[A block of data]
──────────────────────────────

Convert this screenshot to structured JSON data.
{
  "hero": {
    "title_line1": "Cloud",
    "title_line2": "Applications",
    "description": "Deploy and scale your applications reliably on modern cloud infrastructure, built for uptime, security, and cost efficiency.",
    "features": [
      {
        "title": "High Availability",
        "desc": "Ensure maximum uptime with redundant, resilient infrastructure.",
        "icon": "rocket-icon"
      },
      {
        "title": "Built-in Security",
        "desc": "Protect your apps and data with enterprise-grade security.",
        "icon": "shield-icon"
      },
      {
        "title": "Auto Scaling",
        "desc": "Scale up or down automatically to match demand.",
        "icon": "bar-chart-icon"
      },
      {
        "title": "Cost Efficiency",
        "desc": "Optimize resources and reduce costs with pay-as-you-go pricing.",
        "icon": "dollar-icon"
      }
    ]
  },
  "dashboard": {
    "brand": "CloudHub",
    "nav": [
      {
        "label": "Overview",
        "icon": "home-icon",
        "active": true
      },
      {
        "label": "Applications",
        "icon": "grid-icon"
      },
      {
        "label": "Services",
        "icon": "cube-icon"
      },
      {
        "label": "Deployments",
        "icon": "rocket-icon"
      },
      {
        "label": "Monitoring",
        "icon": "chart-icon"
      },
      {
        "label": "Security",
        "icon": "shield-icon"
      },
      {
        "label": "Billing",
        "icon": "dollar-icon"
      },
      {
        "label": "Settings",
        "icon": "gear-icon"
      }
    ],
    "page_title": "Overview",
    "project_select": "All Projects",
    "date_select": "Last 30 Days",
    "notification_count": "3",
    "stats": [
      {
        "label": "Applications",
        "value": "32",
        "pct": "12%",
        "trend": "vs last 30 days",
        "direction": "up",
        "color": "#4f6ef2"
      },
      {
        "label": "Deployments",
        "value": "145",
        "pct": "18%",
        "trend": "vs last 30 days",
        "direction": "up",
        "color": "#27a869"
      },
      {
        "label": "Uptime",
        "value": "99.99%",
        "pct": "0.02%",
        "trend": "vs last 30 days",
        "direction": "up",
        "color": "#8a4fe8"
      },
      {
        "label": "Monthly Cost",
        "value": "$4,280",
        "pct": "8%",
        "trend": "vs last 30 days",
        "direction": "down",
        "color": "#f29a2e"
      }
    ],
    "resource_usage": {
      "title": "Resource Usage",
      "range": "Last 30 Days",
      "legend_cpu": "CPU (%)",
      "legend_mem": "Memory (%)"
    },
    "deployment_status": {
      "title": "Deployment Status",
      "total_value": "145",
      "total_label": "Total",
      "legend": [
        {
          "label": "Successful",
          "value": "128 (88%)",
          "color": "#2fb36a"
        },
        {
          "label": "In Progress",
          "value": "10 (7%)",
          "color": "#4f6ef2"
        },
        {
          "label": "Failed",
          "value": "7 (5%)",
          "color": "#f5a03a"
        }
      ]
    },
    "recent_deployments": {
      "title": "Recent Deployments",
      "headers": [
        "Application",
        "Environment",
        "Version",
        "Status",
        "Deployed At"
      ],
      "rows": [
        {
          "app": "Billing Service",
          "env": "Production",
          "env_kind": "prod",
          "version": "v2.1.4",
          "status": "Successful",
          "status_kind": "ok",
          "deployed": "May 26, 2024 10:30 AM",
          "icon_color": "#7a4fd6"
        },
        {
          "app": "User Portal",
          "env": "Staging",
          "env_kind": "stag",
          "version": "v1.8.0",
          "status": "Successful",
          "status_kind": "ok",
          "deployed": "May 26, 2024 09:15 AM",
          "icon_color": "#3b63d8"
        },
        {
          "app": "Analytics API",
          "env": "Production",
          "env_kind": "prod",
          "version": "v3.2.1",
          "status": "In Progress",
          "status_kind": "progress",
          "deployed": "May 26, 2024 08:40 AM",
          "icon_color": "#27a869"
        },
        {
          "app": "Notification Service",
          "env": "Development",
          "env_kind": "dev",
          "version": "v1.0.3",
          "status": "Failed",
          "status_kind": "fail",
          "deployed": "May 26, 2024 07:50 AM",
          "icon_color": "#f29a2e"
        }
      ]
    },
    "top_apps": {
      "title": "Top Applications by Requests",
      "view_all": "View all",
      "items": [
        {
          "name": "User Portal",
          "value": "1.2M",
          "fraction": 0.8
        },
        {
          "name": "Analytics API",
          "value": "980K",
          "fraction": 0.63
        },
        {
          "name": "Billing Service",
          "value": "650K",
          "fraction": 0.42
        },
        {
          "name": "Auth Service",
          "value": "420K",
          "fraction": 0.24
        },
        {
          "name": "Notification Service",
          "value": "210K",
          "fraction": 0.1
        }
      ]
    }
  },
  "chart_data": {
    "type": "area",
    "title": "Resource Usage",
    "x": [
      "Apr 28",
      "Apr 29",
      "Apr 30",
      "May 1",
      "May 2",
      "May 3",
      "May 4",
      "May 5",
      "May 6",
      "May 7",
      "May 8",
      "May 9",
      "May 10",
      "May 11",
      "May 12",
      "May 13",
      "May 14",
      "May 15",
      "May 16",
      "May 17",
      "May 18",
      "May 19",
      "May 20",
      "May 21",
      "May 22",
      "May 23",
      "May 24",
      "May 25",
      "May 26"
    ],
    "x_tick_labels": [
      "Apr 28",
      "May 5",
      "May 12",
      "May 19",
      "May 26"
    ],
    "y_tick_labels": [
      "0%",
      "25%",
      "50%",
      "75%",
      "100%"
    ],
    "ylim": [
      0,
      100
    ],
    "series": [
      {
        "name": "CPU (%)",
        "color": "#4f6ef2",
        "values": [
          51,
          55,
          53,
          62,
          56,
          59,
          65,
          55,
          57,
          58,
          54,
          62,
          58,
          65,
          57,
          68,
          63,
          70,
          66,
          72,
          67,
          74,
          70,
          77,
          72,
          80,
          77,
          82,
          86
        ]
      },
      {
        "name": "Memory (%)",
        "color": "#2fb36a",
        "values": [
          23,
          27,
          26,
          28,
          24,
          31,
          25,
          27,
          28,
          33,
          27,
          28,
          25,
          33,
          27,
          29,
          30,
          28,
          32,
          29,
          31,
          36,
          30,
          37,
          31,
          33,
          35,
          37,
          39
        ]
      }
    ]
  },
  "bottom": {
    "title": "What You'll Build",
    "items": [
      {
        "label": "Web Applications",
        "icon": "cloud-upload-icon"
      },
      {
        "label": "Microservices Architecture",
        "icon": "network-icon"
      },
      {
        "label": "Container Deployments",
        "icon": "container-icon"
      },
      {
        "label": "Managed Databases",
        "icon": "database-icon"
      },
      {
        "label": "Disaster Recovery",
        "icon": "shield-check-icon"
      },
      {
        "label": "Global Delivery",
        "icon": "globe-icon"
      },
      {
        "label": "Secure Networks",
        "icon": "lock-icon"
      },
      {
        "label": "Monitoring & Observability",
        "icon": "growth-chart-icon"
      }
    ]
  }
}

──────────────────────────────

**SHORT EXERCISE**
Reply with the number of lines in the data that include the string "Billing" and nothing else.

**RIGHT ANSWER**
3